**Data listing:**

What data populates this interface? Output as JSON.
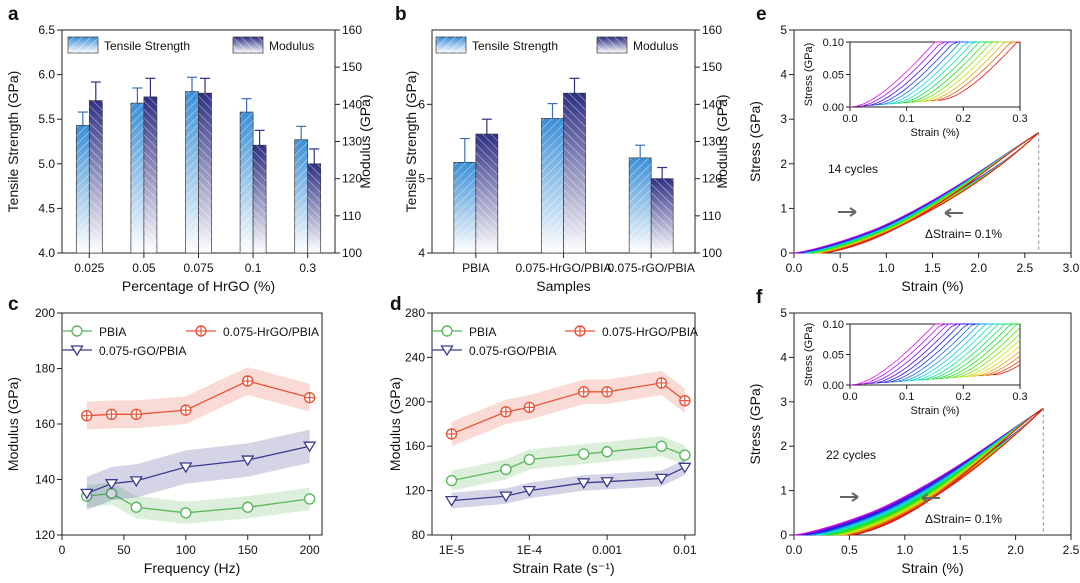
{
  "panels": {
    "a": "a",
    "b": "b",
    "c": "c",
    "d": "d",
    "e": "e",
    "f": "f"
  },
  "chart_data": [
    {
      "id": "a",
      "type": "bar",
      "xlabel": "Percentage of HrGO (%)",
      "ylabel_left": "Tensile Strength (GPa)",
      "ylabel_right": "Modulus (GPa)",
      "categories": [
        "0.025",
        "0.05",
        "0.075",
        "0.1",
        "0.3"
      ],
      "ylim_left": [
        4.0,
        6.5
      ],
      "yticks_left": [
        "4.0",
        "4.5",
        "5.0",
        "5.5",
        "6.0",
        "6.5"
      ],
      "ylim_right": [
        100,
        160
      ],
      "yticks_right": [
        "100",
        "110",
        "120",
        "130",
        "140",
        "150",
        "160"
      ],
      "series": [
        {
          "name": "Tensile Strength",
          "axis": "left",
          "values": [
            5.43,
            5.68,
            5.81,
            5.58,
            5.27
          ],
          "errors": [
            0.15,
            0.17,
            0.16,
            0.15,
            0.15
          ]
        },
        {
          "name": "Modulus",
          "axis": "right",
          "values": [
            141,
            142,
            143,
            129,
            124
          ],
          "errors": [
            5,
            5,
            4,
            4,
            4
          ]
        }
      ],
      "legend": [
        "Tensile Strength",
        "Modulus"
      ]
    },
    {
      "id": "b",
      "type": "bar",
      "xlabel": "Samples",
      "ylabel_left": "Tensile Strength (GPa)",
      "ylabel_right": "Modulus (GPa)",
      "categories": [
        "PBIA",
        "0.075-HrGO/PBIA",
        "0.075-rGO/PBIA"
      ],
      "ylim_left": [
        4,
        7
      ],
      "yticks_left": [
        "4",
        "5",
        "6"
      ],
      "ylim_right": [
        100,
        160
      ],
      "yticks_right": [
        "100",
        "110",
        "120",
        "130",
        "140",
        "150",
        "160"
      ],
      "series": [
        {
          "name": "Tensile Strength",
          "axis": "left",
          "values": [
            5.22,
            5.81,
            5.28
          ],
          "errors": [
            0.32,
            0.2,
            0.17
          ]
        },
        {
          "name": "Modulus",
          "axis": "right",
          "values": [
            132,
            143,
            120
          ],
          "errors": [
            4,
            4,
            3
          ]
        }
      ],
      "legend": [
        "Tensile Strength",
        "Modulus"
      ]
    },
    {
      "id": "c",
      "type": "line",
      "xlabel": "Frequency (Hz)",
      "ylabel": "Modulus (GPa)",
      "xlim": [
        0,
        210
      ],
      "xticks": [
        "0",
        "50",
        "100",
        "150",
        "200"
      ],
      "ylim": [
        120,
        200
      ],
      "yticks": [
        "120",
        "140",
        "160",
        "180",
        "200"
      ],
      "series": [
        {
          "name": "PBIA",
          "color": "#5cb85c",
          "marker": "circle",
          "x": [
            20,
            40,
            60,
            100,
            150,
            200
          ],
          "y": [
            134,
            135,
            130,
            128,
            130,
            133
          ],
          "band": 4
        },
        {
          "name": "0.075-HrGO/PBIA",
          "color": "#e8553a",
          "marker": "diamond",
          "x": [
            20,
            40,
            60,
            100,
            150,
            200
          ],
          "y": [
            163,
            163.5,
            163.5,
            165,
            175.5,
            169.5
          ],
          "band": 5
        },
        {
          "name": "0.075-rGO/PBIA",
          "color": "#3c3b8c",
          "marker": "triangle",
          "x": [
            20,
            40,
            60,
            100,
            150,
            200
          ],
          "y": [
            135,
            138.5,
            139.5,
            144.5,
            147,
            152
          ],
          "band": 6
        }
      ]
    },
    {
      "id": "d",
      "type": "line",
      "xlabel": "Strain Rate (s⁻¹)",
      "ylabel": "Modulus (GPa)",
      "xscale": "log",
      "xlim": [
        5.6e-06,
        0.0135
      ],
      "xticks": [
        "1E-5",
        "1E-4",
        "0.001",
        "0.01"
      ],
      "ylim": [
        80,
        280
      ],
      "yticks": [
        "80",
        "120",
        "160",
        "200",
        "240",
        "280"
      ],
      "series": [
        {
          "name": "PBIA",
          "color": "#5cb85c",
          "marker": "circle",
          "x": [
            1e-05,
            5e-05,
            0.0001,
            0.0005,
            0.001,
            0.005,
            0.01
          ],
          "y": [
            129,
            139,
            148,
            153,
            155,
            160,
            152
          ],
          "band": 9
        },
        {
          "name": "0.075-HrGO/PBIA",
          "color": "#e8553a",
          "marker": "diamond",
          "x": [
            1e-05,
            5e-05,
            0.0001,
            0.0005,
            0.001,
            0.005,
            0.01
          ],
          "y": [
            171,
            191,
            195,
            209,
            209,
            217,
            201
          ],
          "band": 11
        },
        {
          "name": "0.075-rGO/PBIA",
          "color": "#3c3b8c",
          "marker": "triangle",
          "x": [
            1e-05,
            5e-05,
            0.0001,
            0.0005,
            0.001,
            0.005,
            0.01
          ],
          "y": [
            111,
            115,
            120,
            127,
            128,
            131,
            141
          ],
          "band": 7
        }
      ]
    },
    {
      "id": "e",
      "type": "line",
      "xlabel": "Strain (%)",
      "ylabel": "Stress (GPa)",
      "xlim": [
        0,
        3.0
      ],
      "xticks": [
        "0.0",
        "0.5",
        "1.0",
        "1.5",
        "2.0",
        "2.5",
        "3.0"
      ],
      "ylim": [
        0,
        5
      ],
      "yticks": [
        "0",
        "1",
        "2",
        "3",
        "4",
        "5"
      ],
      "peak": [
        2.65,
        2.7
      ],
      "cycles": 14,
      "annotation_cycles": "14 cycles",
      "annotation_strain": "ΔStrain= 0.1%",
      "inset": {
        "xlabel": "Strain (%)",
        "ylabel": "Stress (GPa)",
        "xlim": [
          0,
          0.3
        ],
        "ylim": [
          0,
          0.1
        ],
        "xticks": [
          "0.0",
          "0.1",
          "0.2",
          "0.3"
        ],
        "yticks": [
          "0.00",
          "0.05",
          "0.10"
        ]
      }
    },
    {
      "id": "f",
      "type": "line",
      "xlabel": "Strain (%)",
      "ylabel": "Stress (GPa)",
      "xlim": [
        0,
        2.5
      ],
      "xticks": [
        "0.0",
        "0.5",
        "1.0",
        "1.5",
        "2.0",
        "2.5"
      ],
      "ylim": [
        0,
        5
      ],
      "yticks": [
        "0",
        "1",
        "2",
        "3",
        "4",
        "5"
      ],
      "peak": [
        2.25,
        2.85
      ],
      "cycles": 22,
      "annotation_cycles": "22 cycles",
      "annotation_strain": "ΔStrain= 0.1%",
      "inset": {
        "xlabel": "Strain (%)",
        "ylabel": "Stress (GPa)",
        "xlim": [
          0,
          0.3
        ],
        "ylim": [
          0,
          0.1
        ],
        "xticks": [
          "0.0",
          "0.1",
          "0.2",
          "0.3"
        ],
        "yticks": [
          "0.00",
          "0.05",
          "0.10"
        ]
      }
    }
  ]
}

**What you should do:**
Leave out the pictures and transcribe everything else exactly.

**Output for this exercise:**
What data populates this interface? Output as JSON.
{
  "panels": {
    "a": "a",
    "b": "b",
    "c": "c",
    "d": "d",
    "e": "e",
    "f": "f"
  },
  "chart_data": [
    {
      "id": "a",
      "type": "bar",
      "xlabel": "Percentage of HrGO (%)",
      "ylabel_left": "Tensile Strength (GPa)",
      "ylabel_right": "Modulus (GPa)",
      "categories": [
        "0.025",
        "0.05",
        "0.075",
        "0.1",
        "0.3"
      ],
      "ylim_left": [
        4.0,
        6.5
      ],
      "yticks_left": [
        "4.0",
        "4.5",
        "5.0",
        "5.5",
        "6.0",
        "6.5"
      ],
      "ylim_right": [
        100,
        160
      ],
      "yticks_right": [
        "100",
        "110",
        "120",
        "130",
        "140",
        "150",
        "160"
      ],
      "series": [
        {
          "name": "Tensile Strength",
          "axis": "left",
          "values": [
            5.43,
            5.68,
            5.81,
            5.58,
            5.27
          ],
          "errors": [
            0.15,
            0.17,
            0.16,
            0.15,
            0.15
          ]
        },
        {
          "name": "Modulus",
          "axis": "right",
          "values": [
            141,
            142,
            143,
            129,
            124
          ],
          "errors": [
            5,
            5,
            4,
            4,
            4
          ]
        }
      ],
      "legend": [
        "Tensile Strength",
        "Modulus"
      ]
    },
    {
      "id": "b",
      "type": "bar",
      "xlabel": "Samples",
      "ylabel_left": "Tensile Strength (GPa)",
      "ylabel_right": "Modulus (GPa)",
      "categories": [
        "PBIA",
        "0.075-HrGO/PBIA",
        "0.075-rGO/PBIA"
      ],
      "ylim_left": [
        4,
        7
      ],
      "yticks_left": [
        "4",
        "5",
        "6"
      ],
      "ylim_right": [
        100,
        160
      ],
      "yticks_right": [
        "100",
        "110",
        "120",
        "130",
        "140",
        "150",
        "160"
      ],
      "series": [
        {
          "name": "Tensile Strength",
          "axis": "left",
          "values": [
            5.22,
            5.81,
            5.28
          ],
          "errors": [
            0.32,
            0.2,
            0.17
          ]
        },
        {
          "name": "Modulus",
          "axis": "right",
          "values": [
            132,
            143,
            120
          ],
          "errors": [
            4,
            4,
            3
          ]
        }
      ],
      "legend": [
        "Tensile Strength",
        "Modulus"
      ]
    },
    {
      "id": "c",
      "type": "line",
      "xlabel": "Frequency (Hz)",
      "ylabel": "Modulus (GPa)",
      "xlim": [
        0,
        210
      ],
      "xticks": [
        "0",
        "50",
        "100",
        "150",
        "200"
      ],
      "ylim": [
        120,
        200
      ],
      "yticks": [
        "120",
        "140",
        "160",
        "180",
        "200"
      ],
      "series": [
        {
          "name": "PBIA",
          "color": "#5cb85c",
          "marker": "circle",
          "x": [
            20,
            40,
            60,
            100,
            150,
            200
          ],
          "y": [
            134,
            135,
            130,
            128,
            130,
            133
          ],
          "band": 4
        },
        {
          "name": "0.075-HrGO/PBIA",
          "color": "#e8553a",
          "marker": "diamond",
          "x": [
            20,
            40,
            60,
            100,
            150,
            200
          ],
          "y": [
            163,
            163.5,
            163.5,
            165,
            175.5,
            169.5
          ],
          "band": 5
        },
        {
          "name": "0.075-rGO/PBIA",
          "color": "#3c3b8c",
          "marker": "triangle",
          "x": [
            20,
            40,
            60,
            100,
            150,
            200
          ],
          "y": [
            135,
            138.5,
            139.5,
            144.5,
            147,
            152
          ],
          "band": 6
        }
      ]
    },
    {
      "id": "d",
      "type": "line",
      "xlabel": "Strain Rate (s⁻¹)",
      "ylabel": "Modulus (GPa)",
      "xscale": "log",
      "xlim": [
        5.6e-06,
        0.0135
      ],
      "xticks": [
        "1E-5",
        "1E-4",
        "0.001",
        "0.01"
      ],
      "ylim": [
        80,
        280
      ],
      "yticks": [
        "80",
        "120",
        "160",
        "200",
        "240",
        "280"
      ],
      "series": [
        {
          "name": "PBIA",
          "color": "#5cb85c",
          "marker": "circle",
          "x": [
            1e-05,
            5e-05,
            0.0001,
            0.0005,
            0.001,
            0.005,
            0.01
          ],
          "y": [
            129,
            139,
            148,
            153,
            155,
            160,
            152
          ],
          "band": 9
        },
        {
          "name": "0.075-HrGO/PBIA",
          "color": "#e8553a",
          "marker": "diamond",
          "x": [
            1e-05,
            5e-05,
            0.0001,
            0.0005,
            0.001,
            0.005,
            0.01
          ],
          "y": [
            171,
            191,
            195,
            209,
            209,
            217,
            201
          ],
          "band": 11
        },
        {
          "name": "0.075-rGO/PBIA",
          "color": "#3c3b8c",
          "marker": "triangle",
          "x": [
            1e-05,
            5e-05,
            0.0001,
            0.0005,
            0.001,
            0.005,
            0.01
          ],
          "y": [
            111,
            115,
            120,
            127,
            128,
            131,
            141
          ],
          "band": 7
        }
      ]
    },
    {
      "id": "e",
      "type": "line",
      "xlabel": "Strain (%)",
      "ylabel": "Stress (GPa)",
      "xlim": [
        0,
        3.0
      ],
      "xticks": [
        "0.0",
        "0.5",
        "1.0",
        "1.5",
        "2.0",
        "2.5",
        "3.0"
      ],
      "ylim": [
        0,
        5
      ],
      "yticks": [
        "0",
        "1",
        "2",
        "3",
        "4",
        "5"
      ],
      "peak": [
        2.65,
        2.7
      ],
      "cycles": 14,
      "annotation_cycles": "14 cycles",
      "annotation_strain": "ΔStrain= 0.1%",
      "inset": {
        "xlabel": "Strain (%)",
        "ylabel": "Stress (GPa)",
        "xlim": [
          0,
          0.3
        ],
        "ylim": [
          0,
          0.1
        ],
        "xticks": [
          "0.0",
          "0.1",
          "0.2",
          "0.3"
        ],
        "yticks": [
          "0.00",
          "0.05",
          "0.10"
        ]
      }
    },
    {
      "id": "f",
      "type": "line",
      "xlabel": "Strain (%)",
      "ylabel": "Stress (GPa)",
      "xlim": [
        0,
        2.5
      ],
      "xticks": [
        "0.0",
        "0.5",
        "1.0",
        "1.5",
        "2.0",
        "2.5"
      ],
      "ylim": [
        0,
        5
      ],
      "yticks": [
        "0",
        "1",
        "2",
        "3",
        "4",
        "5"
      ],
      "peak": [
        2.25,
        2.85
      ],
      "cycles": 22,
      "annotation_cycles": "22 cycles",
      "annotation_strain": "ΔStrain= 0.1%",
      "inset": {
        "xlabel": "Strain (%)",
        "ylabel": "Stress (GPa)",
        "xlim": [
          0,
          0.3
        ],
        "ylim": [
          0,
          0.1
        ],
        "xticks": [
          "0.0",
          "0.1",
          "0.2",
          "0.3"
        ],
        "yticks": [
          "0.00",
          "0.05",
          "0.10"
        ]
      }
    }
  ]
}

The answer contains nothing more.